**EXERCISE INPUTS**
------------------------------------------------------------
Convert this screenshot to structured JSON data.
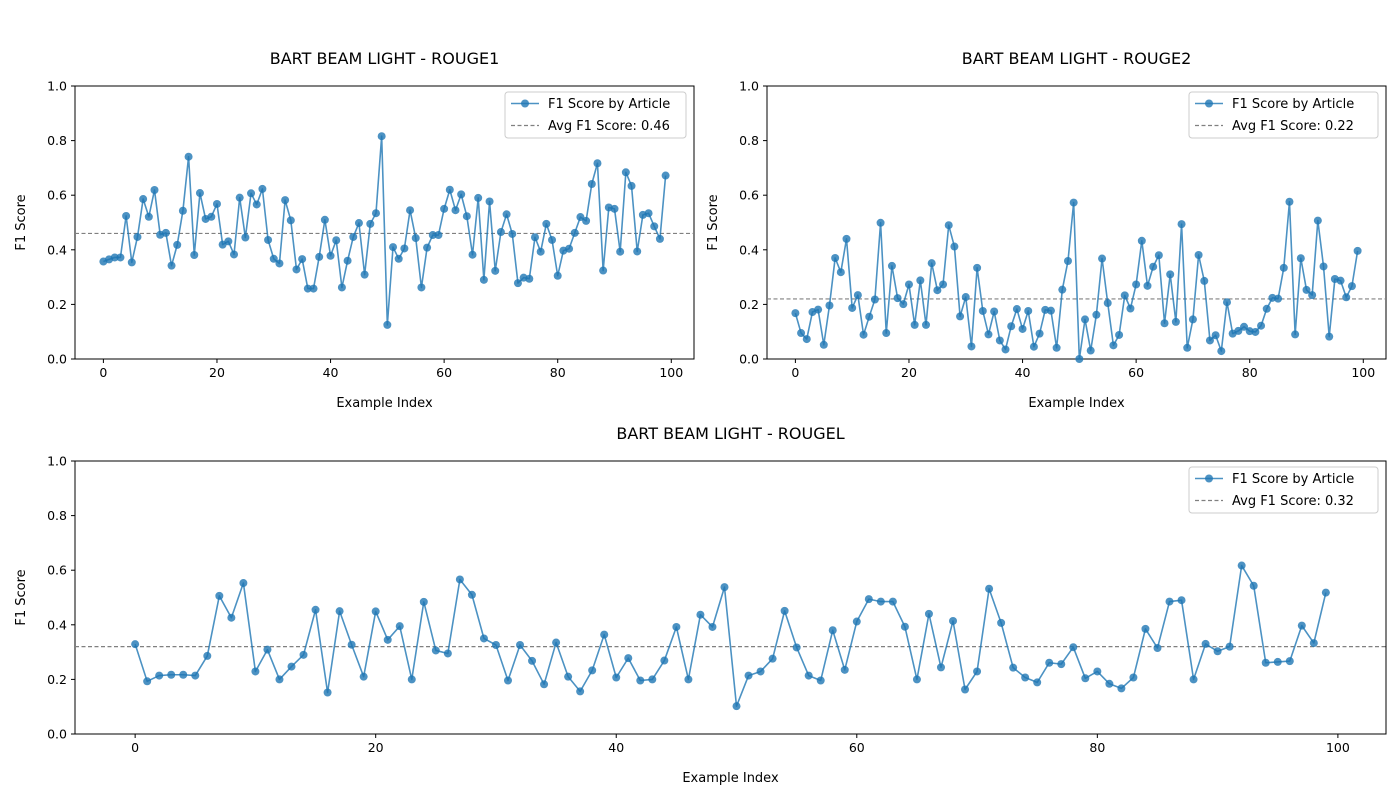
{
  "chart_data": [
    {
      "type": "line",
      "title": "BART BEAM LIGHT - ROUGE1",
      "xlabel": "Example Index",
      "ylabel": "F1 Score",
      "xlim": [
        -5,
        104
      ],
      "ylim": [
        0,
        1
      ],
      "xticks": [
        0,
        20,
        40,
        60,
        80,
        100
      ],
      "yticks": [
        0.0,
        0.2,
        0.4,
        0.6,
        0.8,
        1.0
      ],
      "legend_position": "top-right",
      "grid": false,
      "series": [
        {
          "name": "F1 Score by Article",
          "color": "#1f77b4",
          "values": [
            0.357,
            0.365,
            0.372,
            0.372,
            0.524,
            0.354,
            0.447,
            0.586,
            0.521,
            0.619,
            0.455,
            0.462,
            0.342,
            0.418,
            0.543,
            0.741,
            0.381,
            0.608,
            0.513,
            0.521,
            0.568,
            0.419,
            0.431,
            0.383,
            0.591,
            0.445,
            0.607,
            0.566,
            0.623,
            0.436,
            0.367,
            0.35,
            0.582,
            0.508,
            0.328,
            0.366,
            0.258,
            0.258,
            0.374,
            0.51,
            0.378,
            0.435,
            0.262,
            0.36,
            0.447,
            0.498,
            0.309,
            0.495,
            0.534,
            0.816,
            0.125,
            0.41,
            0.367,
            0.405,
            0.545,
            0.443,
            0.262,
            0.408,
            0.454,
            0.454,
            0.55,
            0.62,
            0.545,
            0.603,
            0.523,
            0.382,
            0.59,
            0.29,
            0.577,
            0.323,
            0.465,
            0.53,
            0.458,
            0.278,
            0.298,
            0.294,
            0.446,
            0.393,
            0.495,
            0.436,
            0.305,
            0.397,
            0.404,
            0.462,
            0.52,
            0.506,
            0.641,
            0.717,
            0.324,
            0.555,
            0.55,
            0.393,
            0.684,
            0.634,
            0.394,
            0.528,
            0.534,
            0.486,
            0.44,
            0.672
          ]
        }
      ],
      "average": {
        "name": "Avg F1 Score: 0.46",
        "value": 0.46,
        "color": "#808080"
      }
    },
    {
      "type": "line",
      "title": "BART BEAM LIGHT - ROUGE2",
      "xlabel": "Example Index",
      "ylabel": "F1 Score",
      "xlim": [
        -5,
        104
      ],
      "ylim": [
        0,
        1
      ],
      "xticks": [
        0,
        20,
        40,
        60,
        80,
        100
      ],
      "yticks": [
        0.0,
        0.2,
        0.4,
        0.6,
        0.8,
        1.0
      ],
      "legend_position": "top-right",
      "grid": false,
      "series": [
        {
          "name": "F1 Score by Article",
          "color": "#1f77b4",
          "values": [
            0.168,
            0.095,
            0.073,
            0.172,
            0.181,
            0.052,
            0.196,
            0.37,
            0.318,
            0.44,
            0.187,
            0.234,
            0.089,
            0.155,
            0.218,
            0.499,
            0.095,
            0.341,
            0.223,
            0.201,
            0.273,
            0.125,
            0.288,
            0.125,
            0.351,
            0.252,
            0.273,
            0.49,
            0.412,
            0.156,
            0.227,
            0.046,
            0.334,
            0.176,
            0.09,
            0.174,
            0.068,
            0.035,
            0.12,
            0.183,
            0.11,
            0.176,
            0.045,
            0.093,
            0.18,
            0.177,
            0.041,
            0.254,
            0.359,
            0.573,
            0.0,
            0.145,
            0.031,
            0.162,
            0.368,
            0.205,
            0.05,
            0.088,
            0.233,
            0.185,
            0.273,
            0.433,
            0.268,
            0.338,
            0.38,
            0.131,
            0.31,
            0.136,
            0.494,
            0.041,
            0.145,
            0.381,
            0.286,
            0.068,
            0.087,
            0.029,
            0.208,
            0.093,
            0.103,
            0.118,
            0.102,
            0.099,
            0.122,
            0.184,
            0.224,
            0.221,
            0.334,
            0.576,
            0.09,
            0.369,
            0.253,
            0.234,
            0.507,
            0.339,
            0.082,
            0.293,
            0.287,
            0.226,
            0.267,
            0.396
          ]
        }
      ],
      "average": {
        "name": "Avg F1 Score: 0.22",
        "value": 0.22,
        "color": "#808080"
      }
    },
    {
      "type": "line",
      "title": "BART BEAM LIGHT - ROUGEL",
      "xlabel": "Example Index",
      "ylabel": "F1 Score",
      "xlim": [
        -5,
        104
      ],
      "ylim": [
        0,
        1
      ],
      "xticks": [
        0,
        20,
        40,
        60,
        80,
        100
      ],
      "yticks": [
        0.0,
        0.2,
        0.4,
        0.6,
        0.8,
        1.0
      ],
      "legend_position": "top-right",
      "grid": false,
      "series": [
        {
          "name": "F1 Score by Article",
          "color": "#1f77b4",
          "values": [
            0.329,
            0.193,
            0.214,
            0.217,
            0.217,
            0.214,
            0.286,
            0.506,
            0.426,
            0.553,
            0.229,
            0.309,
            0.2,
            0.247,
            0.29,
            0.455,
            0.152,
            0.45,
            0.327,
            0.21,
            0.449,
            0.345,
            0.395,
            0.2,
            0.484,
            0.306,
            0.295,
            0.566,
            0.51,
            0.35,
            0.326,
            0.196,
            0.326,
            0.268,
            0.182,
            0.335,
            0.21,
            0.156,
            0.233,
            0.364,
            0.207,
            0.278,
            0.196,
            0.2,
            0.269,
            0.392,
            0.2,
            0.437,
            0.392,
            0.538,
            0.102,
            0.214,
            0.229,
            0.276,
            0.451,
            0.317,
            0.214,
            0.196,
            0.38,
            0.235,
            0.412,
            0.494,
            0.485,
            0.485,
            0.393,
            0.2,
            0.44,
            0.244,
            0.414,
            0.163,
            0.229,
            0.532,
            0.407,
            0.243,
            0.207,
            0.189,
            0.261,
            0.256,
            0.318,
            0.204,
            0.229,
            0.184,
            0.167,
            0.207,
            0.385,
            0.315,
            0.485,
            0.49,
            0.2,
            0.33,
            0.303,
            0.32,
            0.617,
            0.543,
            0.261,
            0.264,
            0.267,
            0.397,
            0.333,
            0.518
          ]
        }
      ],
      "average": {
        "name": "Avg F1 Score: 0.32",
        "value": 0.32,
        "color": "#808080"
      }
    }
  ]
}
------------------------------------------------------------
**WHAT IS EXPECTED**
Send back the data above word for word, with the pictures left out.

**RESPONSE BELOW**
Convert this screenshot to structured JSON data.
{
  "chart_data": [
    {
      "type": "line",
      "title": "BART BEAM LIGHT - ROUGE1",
      "xlabel": "Example Index",
      "ylabel": "F1 Score",
      "xlim": [
        -5,
        104
      ],
      "ylim": [
        0,
        1
      ],
      "xticks": [
        0,
        20,
        40,
        60,
        80,
        100
      ],
      "yticks": [
        0.0,
        0.2,
        0.4,
        0.6,
        0.8,
        1.0
      ],
      "legend_position": "top-right",
      "grid": false,
      "series": [
        {
          "name": "F1 Score by Article",
          "color": "#1f77b4",
          "values": [
            0.357,
            0.365,
            0.372,
            0.372,
            0.524,
            0.354,
            0.447,
            0.586,
            0.521,
            0.619,
            0.455,
            0.462,
            0.342,
            0.418,
            0.543,
            0.741,
            0.381,
            0.608,
            0.513,
            0.521,
            0.568,
            0.419,
            0.431,
            0.383,
            0.591,
            0.445,
            0.607,
            0.566,
            0.623,
            0.436,
            0.367,
            0.35,
            0.582,
            0.508,
            0.328,
            0.366,
            0.258,
            0.258,
            0.374,
            0.51,
            0.378,
            0.435,
            0.262,
            0.36,
            0.447,
            0.498,
            0.309,
            0.495,
            0.534,
            0.816,
            0.125,
            0.41,
            0.367,
            0.405,
            0.545,
            0.443,
            0.262,
            0.408,
            0.454,
            0.454,
            0.55,
            0.62,
            0.545,
            0.603,
            0.523,
            0.382,
            0.59,
            0.29,
            0.577,
            0.323,
            0.465,
            0.53,
            0.458,
            0.278,
            0.298,
            0.294,
            0.446,
            0.393,
            0.495,
            0.436,
            0.305,
            0.397,
            0.404,
            0.462,
            0.52,
            0.506,
            0.641,
            0.717,
            0.324,
            0.555,
            0.55,
            0.393,
            0.684,
            0.634,
            0.394,
            0.528,
            0.534,
            0.486,
            0.44,
            0.672
          ]
        }
      ],
      "average": {
        "name": "Avg F1 Score: 0.46",
        "value": 0.46,
        "color": "#808080"
      }
    },
    {
      "type": "line",
      "title": "BART BEAM LIGHT - ROUGE2",
      "xlabel": "Example Index",
      "ylabel": "F1 Score",
      "xlim": [
        -5,
        104
      ],
      "ylim": [
        0,
        1
      ],
      "xticks": [
        0,
        20,
        40,
        60,
        80,
        100
      ],
      "yticks": [
        0.0,
        0.2,
        0.4,
        0.6,
        0.8,
        1.0
      ],
      "legend_position": "top-right",
      "grid": false,
      "series": [
        {
          "name": "F1 Score by Article",
          "color": "#1f77b4",
          "values": [
            0.168,
            0.095,
            0.073,
            0.172,
            0.181,
            0.052,
            0.196,
            0.37,
            0.318,
            0.44,
            0.187,
            0.234,
            0.089,
            0.155,
            0.218,
            0.499,
            0.095,
            0.341,
            0.223,
            0.201,
            0.273,
            0.125,
            0.288,
            0.125,
            0.351,
            0.252,
            0.273,
            0.49,
            0.412,
            0.156,
            0.227,
            0.046,
            0.334,
            0.176,
            0.09,
            0.174,
            0.068,
            0.035,
            0.12,
            0.183,
            0.11,
            0.176,
            0.045,
            0.093,
            0.18,
            0.177,
            0.041,
            0.254,
            0.359,
            0.573,
            0.0,
            0.145,
            0.031,
            0.162,
            0.368,
            0.205,
            0.05,
            0.088,
            0.233,
            0.185,
            0.273,
            0.433,
            0.268,
            0.338,
            0.38,
            0.131,
            0.31,
            0.136,
            0.494,
            0.041,
            0.145,
            0.381,
            0.286,
            0.068,
            0.087,
            0.029,
            0.208,
            0.093,
            0.103,
            0.118,
            0.102,
            0.099,
            0.122,
            0.184,
            0.224,
            0.221,
            0.334,
            0.576,
            0.09,
            0.369,
            0.253,
            0.234,
            0.507,
            0.339,
            0.082,
            0.293,
            0.287,
            0.226,
            0.267,
            0.396
          ]
        }
      ],
      "average": {
        "name": "Avg F1 Score: 0.22",
        "value": 0.22,
        "color": "#808080"
      }
    },
    {
      "type": "line",
      "title": "BART BEAM LIGHT - ROUGEL",
      "xlabel": "Example Index",
      "ylabel": "F1 Score",
      "xlim": [
        -5,
        104
      ],
      "ylim": [
        0,
        1
      ],
      "xticks": [
        0,
        20,
        40,
        60,
        80,
        100
      ],
      "yticks": [
        0.0,
        0.2,
        0.4,
        0.6,
        0.8,
        1.0
      ],
      "legend_position": "top-right",
      "grid": false,
      "series": [
        {
          "name": "F1 Score by Article",
          "color": "#1f77b4",
          "values": [
            0.329,
            0.193,
            0.214,
            0.217,
            0.217,
            0.214,
            0.286,
            0.506,
            0.426,
            0.553,
            0.229,
            0.309,
            0.2,
            0.247,
            0.29,
            0.455,
            0.152,
            0.45,
            0.327,
            0.21,
            0.449,
            0.345,
            0.395,
            0.2,
            0.484,
            0.306,
            0.295,
            0.566,
            0.51,
            0.35,
            0.326,
            0.196,
            0.326,
            0.268,
            0.182,
            0.335,
            0.21,
            0.156,
            0.233,
            0.364,
            0.207,
            0.278,
            0.196,
            0.2,
            0.269,
            0.392,
            0.2,
            0.437,
            0.392,
            0.538,
            0.102,
            0.214,
            0.229,
            0.276,
            0.451,
            0.317,
            0.214,
            0.196,
            0.38,
            0.235,
            0.412,
            0.494,
            0.485,
            0.485,
            0.393,
            0.2,
            0.44,
            0.244,
            0.414,
            0.163,
            0.229,
            0.532,
            0.407,
            0.243,
            0.207,
            0.189,
            0.261,
            0.256,
            0.318,
            0.204,
            0.229,
            0.184,
            0.167,
            0.207,
            0.385,
            0.315,
            0.485,
            0.49,
            0.2,
            0.33,
            0.303,
            0.32,
            0.617,
            0.543,
            0.261,
            0.264,
            0.267,
            0.397,
            0.333,
            0.518
          ]
        }
      ],
      "average": {
        "name": "Avg F1 Score: 0.32",
        "value": 0.32,
        "color": "#808080"
      }
    }
  ]
}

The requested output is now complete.